What you have to do -
Return each line of the listing that contains the string "document".

Extracted data entries
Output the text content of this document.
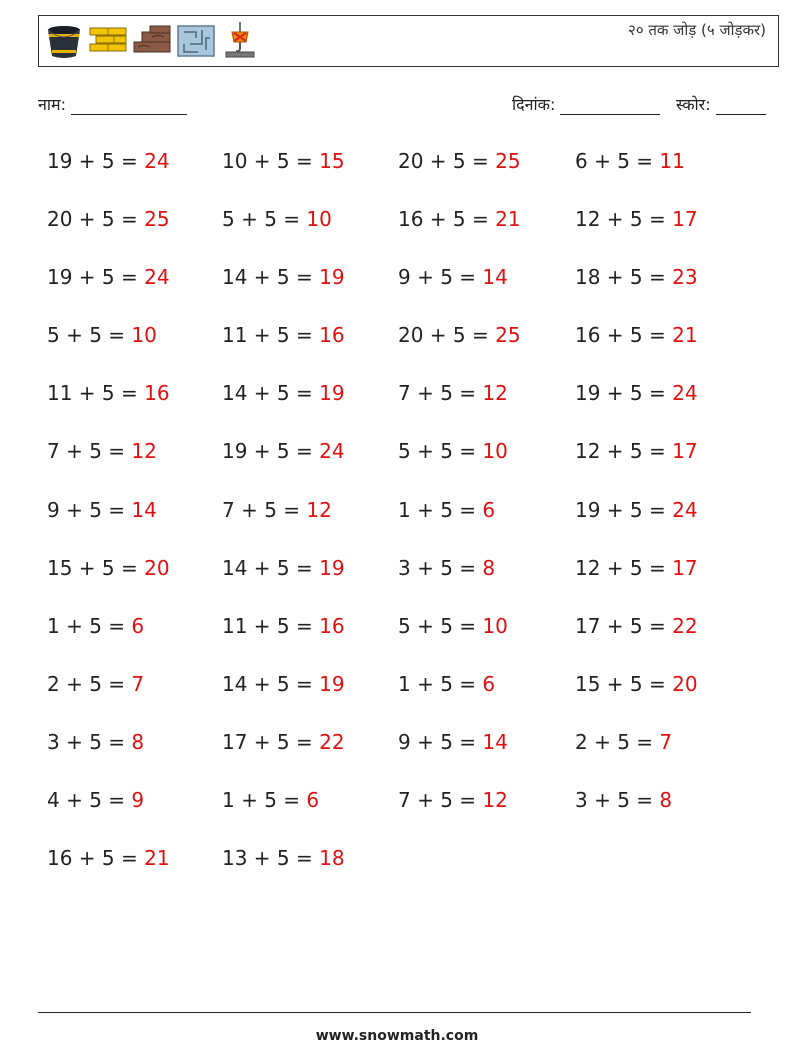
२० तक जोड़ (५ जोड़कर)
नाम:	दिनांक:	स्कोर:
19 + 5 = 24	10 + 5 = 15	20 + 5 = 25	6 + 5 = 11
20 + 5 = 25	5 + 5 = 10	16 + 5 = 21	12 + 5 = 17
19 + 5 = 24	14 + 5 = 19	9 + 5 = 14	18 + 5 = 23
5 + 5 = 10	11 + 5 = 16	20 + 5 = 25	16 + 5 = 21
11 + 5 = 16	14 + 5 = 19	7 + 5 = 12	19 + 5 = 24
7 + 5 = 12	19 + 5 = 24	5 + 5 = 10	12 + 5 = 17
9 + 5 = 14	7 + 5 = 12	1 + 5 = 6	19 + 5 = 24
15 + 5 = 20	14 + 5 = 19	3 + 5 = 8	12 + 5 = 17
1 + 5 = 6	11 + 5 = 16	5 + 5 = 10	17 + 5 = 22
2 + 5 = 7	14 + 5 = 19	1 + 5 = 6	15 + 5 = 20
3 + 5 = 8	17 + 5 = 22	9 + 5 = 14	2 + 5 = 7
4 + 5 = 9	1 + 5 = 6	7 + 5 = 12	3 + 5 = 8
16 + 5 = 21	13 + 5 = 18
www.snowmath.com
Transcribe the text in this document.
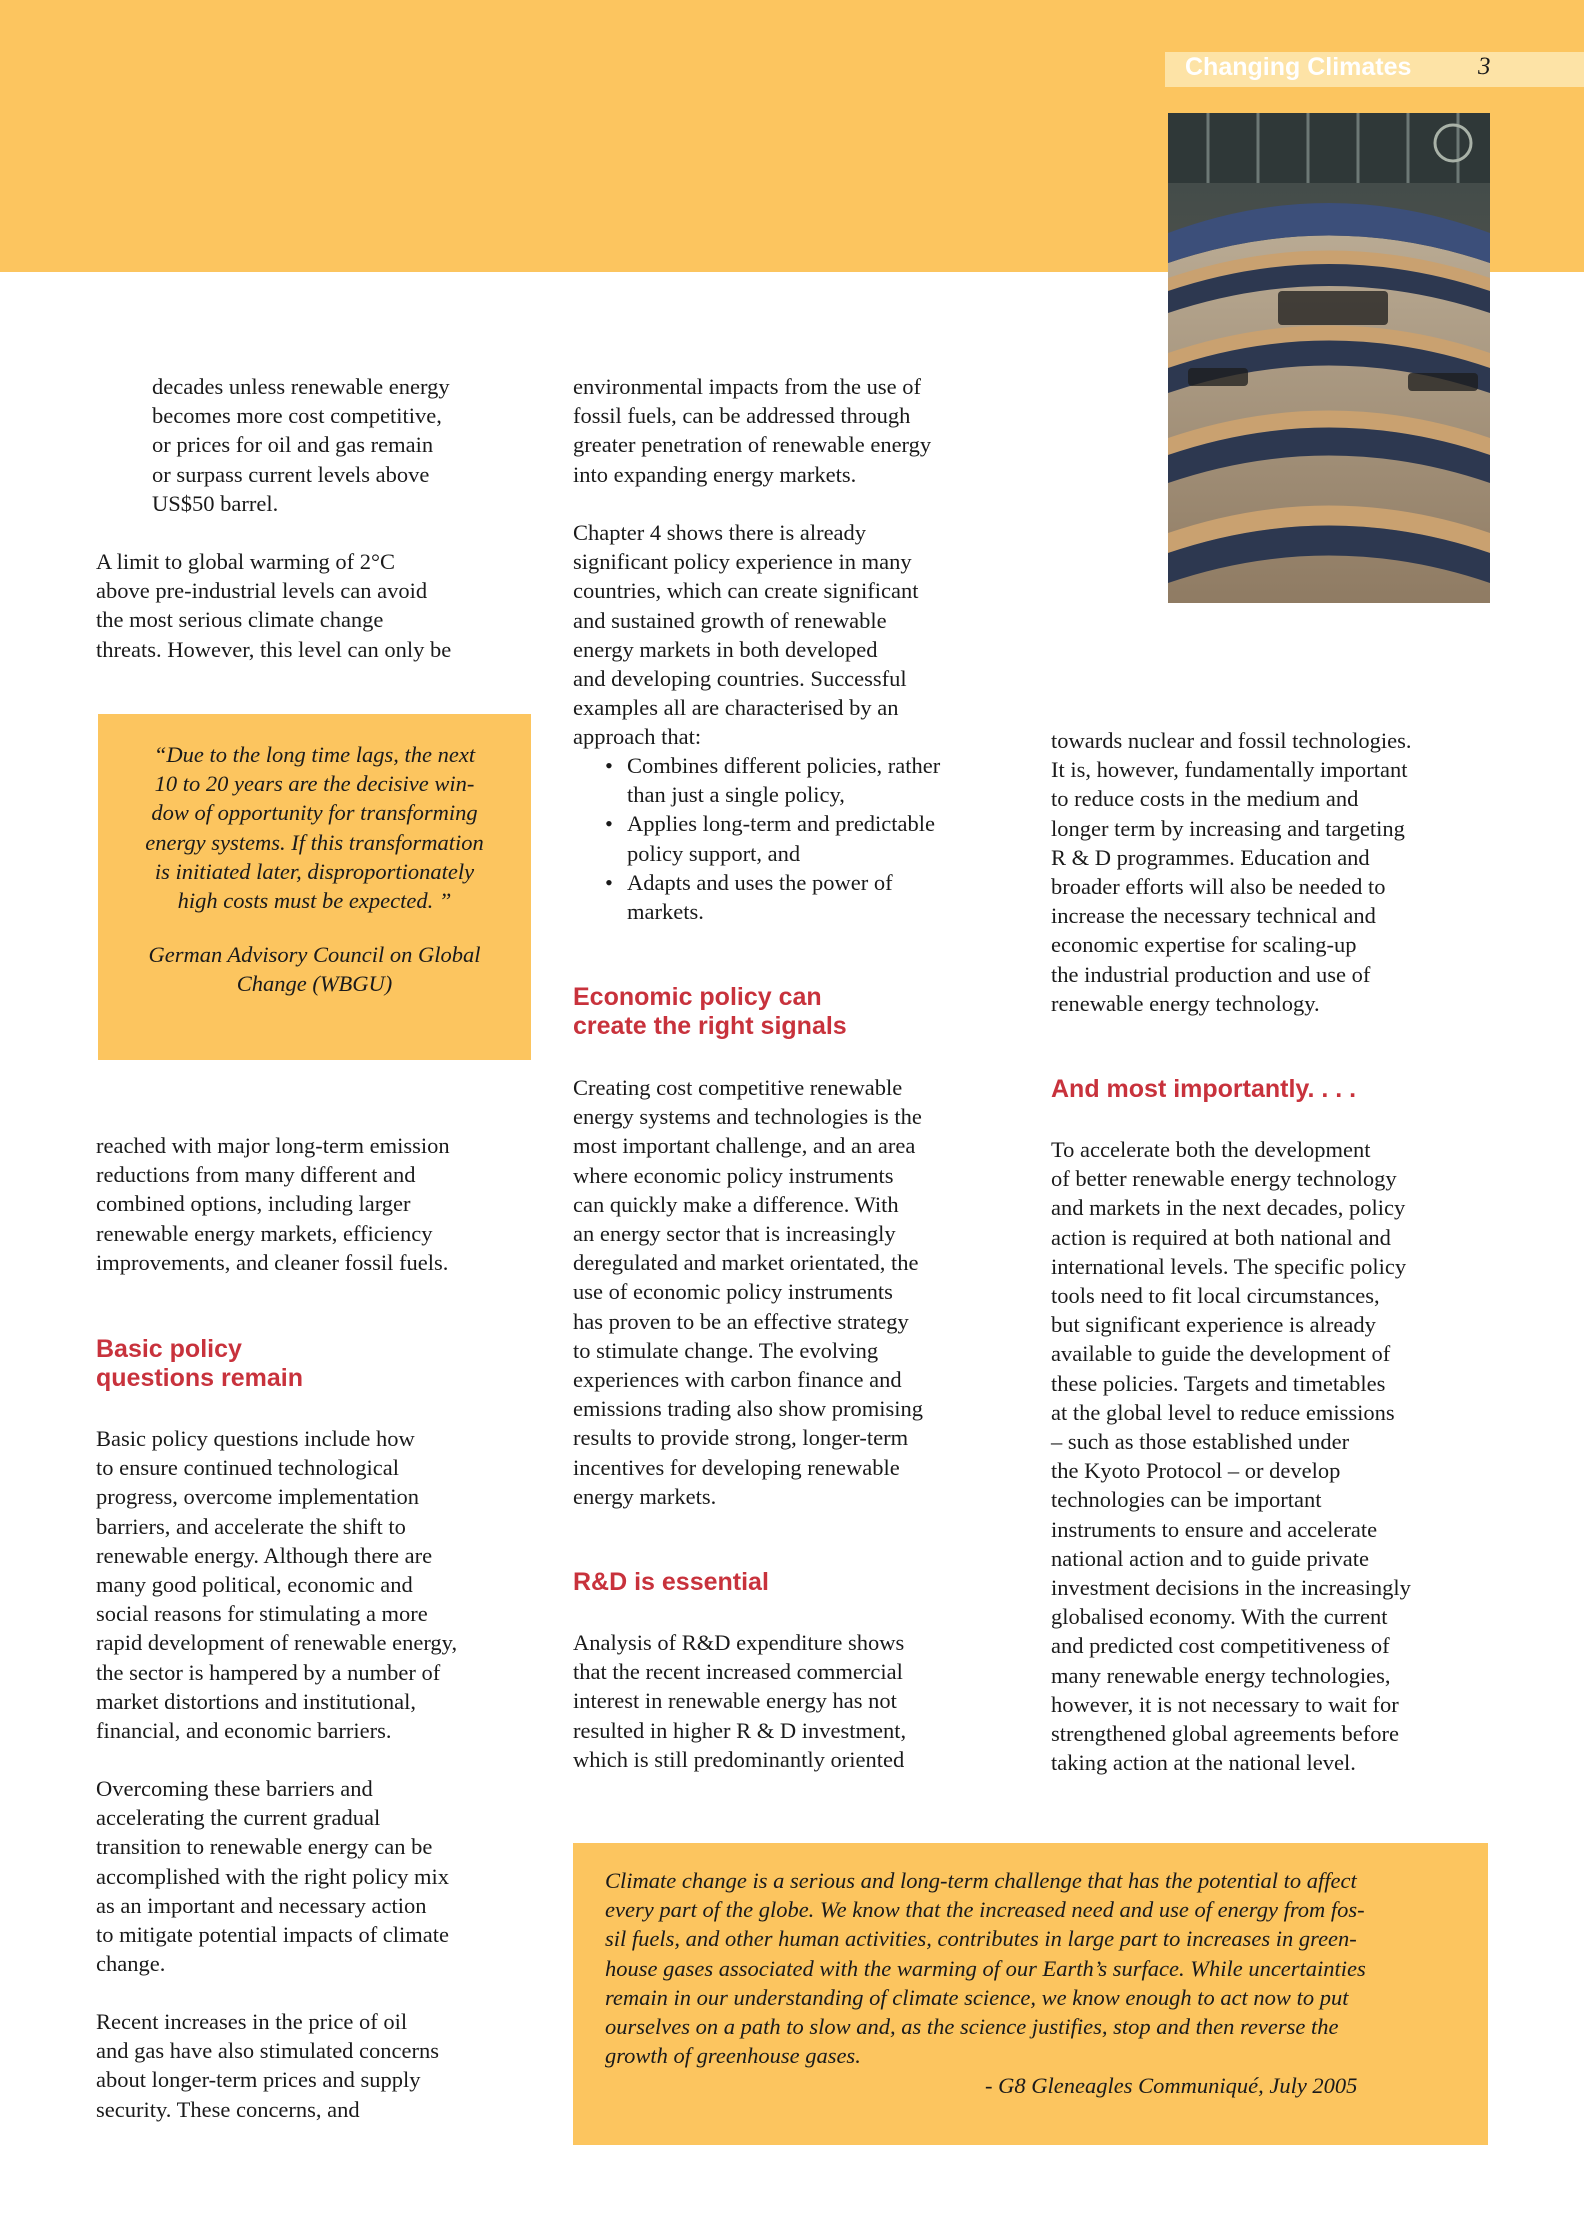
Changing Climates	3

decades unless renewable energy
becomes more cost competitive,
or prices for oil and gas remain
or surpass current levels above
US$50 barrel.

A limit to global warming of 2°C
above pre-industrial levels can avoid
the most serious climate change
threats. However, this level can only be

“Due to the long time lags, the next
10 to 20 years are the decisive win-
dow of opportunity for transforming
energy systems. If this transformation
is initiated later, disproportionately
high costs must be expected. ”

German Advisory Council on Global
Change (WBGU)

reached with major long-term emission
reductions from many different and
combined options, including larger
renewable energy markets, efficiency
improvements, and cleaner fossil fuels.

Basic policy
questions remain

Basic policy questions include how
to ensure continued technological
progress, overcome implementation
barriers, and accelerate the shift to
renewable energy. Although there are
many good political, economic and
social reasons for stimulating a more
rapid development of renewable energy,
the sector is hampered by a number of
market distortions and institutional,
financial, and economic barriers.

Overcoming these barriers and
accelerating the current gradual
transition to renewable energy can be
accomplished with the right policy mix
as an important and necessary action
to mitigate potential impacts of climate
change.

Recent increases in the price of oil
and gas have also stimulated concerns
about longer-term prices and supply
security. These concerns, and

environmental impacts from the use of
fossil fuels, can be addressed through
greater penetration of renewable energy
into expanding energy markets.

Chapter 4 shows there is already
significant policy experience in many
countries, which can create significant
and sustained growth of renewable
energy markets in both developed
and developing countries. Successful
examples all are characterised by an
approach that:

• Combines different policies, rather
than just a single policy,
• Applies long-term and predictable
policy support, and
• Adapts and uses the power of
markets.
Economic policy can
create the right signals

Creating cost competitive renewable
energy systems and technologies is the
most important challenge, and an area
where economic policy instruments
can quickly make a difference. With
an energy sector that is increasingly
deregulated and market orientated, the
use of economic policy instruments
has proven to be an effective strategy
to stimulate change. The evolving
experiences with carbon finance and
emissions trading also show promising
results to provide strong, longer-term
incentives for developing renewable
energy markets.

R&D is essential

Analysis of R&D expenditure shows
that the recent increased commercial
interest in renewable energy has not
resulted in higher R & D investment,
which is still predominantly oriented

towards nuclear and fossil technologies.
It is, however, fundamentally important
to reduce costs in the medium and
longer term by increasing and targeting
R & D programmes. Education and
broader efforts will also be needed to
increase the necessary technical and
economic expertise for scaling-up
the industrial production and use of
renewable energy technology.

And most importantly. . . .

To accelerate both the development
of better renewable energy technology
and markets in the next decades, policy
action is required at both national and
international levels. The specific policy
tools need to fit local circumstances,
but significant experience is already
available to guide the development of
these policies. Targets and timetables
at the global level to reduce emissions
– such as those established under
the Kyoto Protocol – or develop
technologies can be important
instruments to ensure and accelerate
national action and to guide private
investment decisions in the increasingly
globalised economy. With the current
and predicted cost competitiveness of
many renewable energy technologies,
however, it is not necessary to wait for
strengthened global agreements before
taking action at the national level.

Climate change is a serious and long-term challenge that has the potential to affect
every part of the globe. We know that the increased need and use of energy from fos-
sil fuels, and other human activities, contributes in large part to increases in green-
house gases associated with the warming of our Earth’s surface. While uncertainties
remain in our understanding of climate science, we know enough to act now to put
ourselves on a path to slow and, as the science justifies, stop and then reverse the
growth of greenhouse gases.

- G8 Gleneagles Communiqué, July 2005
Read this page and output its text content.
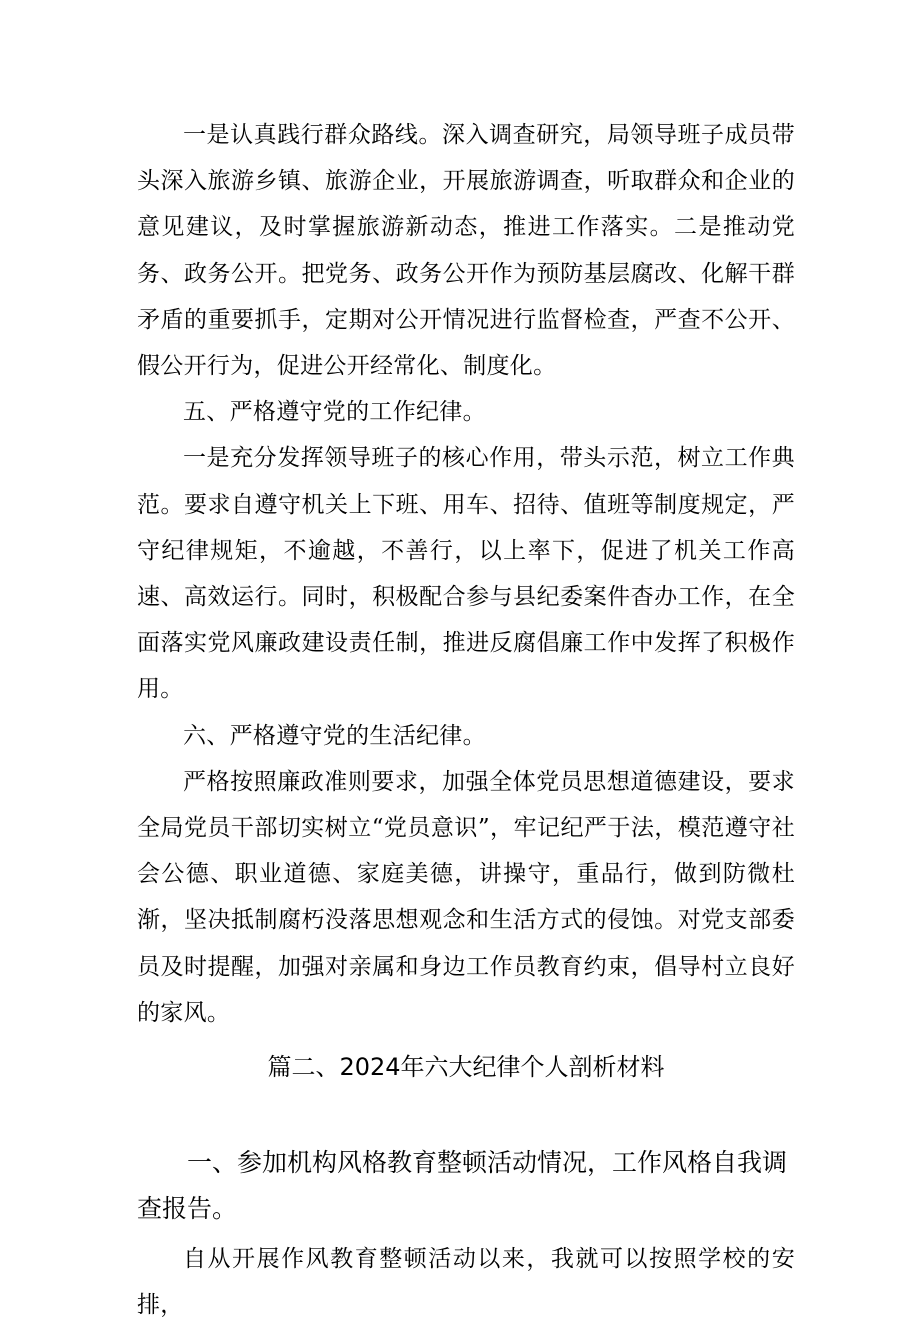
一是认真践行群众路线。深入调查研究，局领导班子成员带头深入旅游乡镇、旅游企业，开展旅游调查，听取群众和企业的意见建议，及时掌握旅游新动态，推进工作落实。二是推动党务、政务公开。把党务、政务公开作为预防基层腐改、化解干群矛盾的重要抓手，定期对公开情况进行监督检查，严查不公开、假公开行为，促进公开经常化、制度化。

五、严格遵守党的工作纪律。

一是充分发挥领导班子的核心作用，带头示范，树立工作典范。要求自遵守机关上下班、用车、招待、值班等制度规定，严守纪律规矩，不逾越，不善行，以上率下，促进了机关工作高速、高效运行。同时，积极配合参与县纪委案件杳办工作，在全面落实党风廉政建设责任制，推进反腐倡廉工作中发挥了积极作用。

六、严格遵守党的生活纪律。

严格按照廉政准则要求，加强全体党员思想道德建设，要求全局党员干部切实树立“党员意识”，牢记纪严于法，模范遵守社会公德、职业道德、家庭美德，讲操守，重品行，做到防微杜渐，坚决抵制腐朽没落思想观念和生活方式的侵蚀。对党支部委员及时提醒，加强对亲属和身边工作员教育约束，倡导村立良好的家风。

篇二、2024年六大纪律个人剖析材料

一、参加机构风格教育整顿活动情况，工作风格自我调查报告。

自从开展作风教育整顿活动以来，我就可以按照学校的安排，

Solution to this task -
Output the text content of this document.
Transcribe the text in this document.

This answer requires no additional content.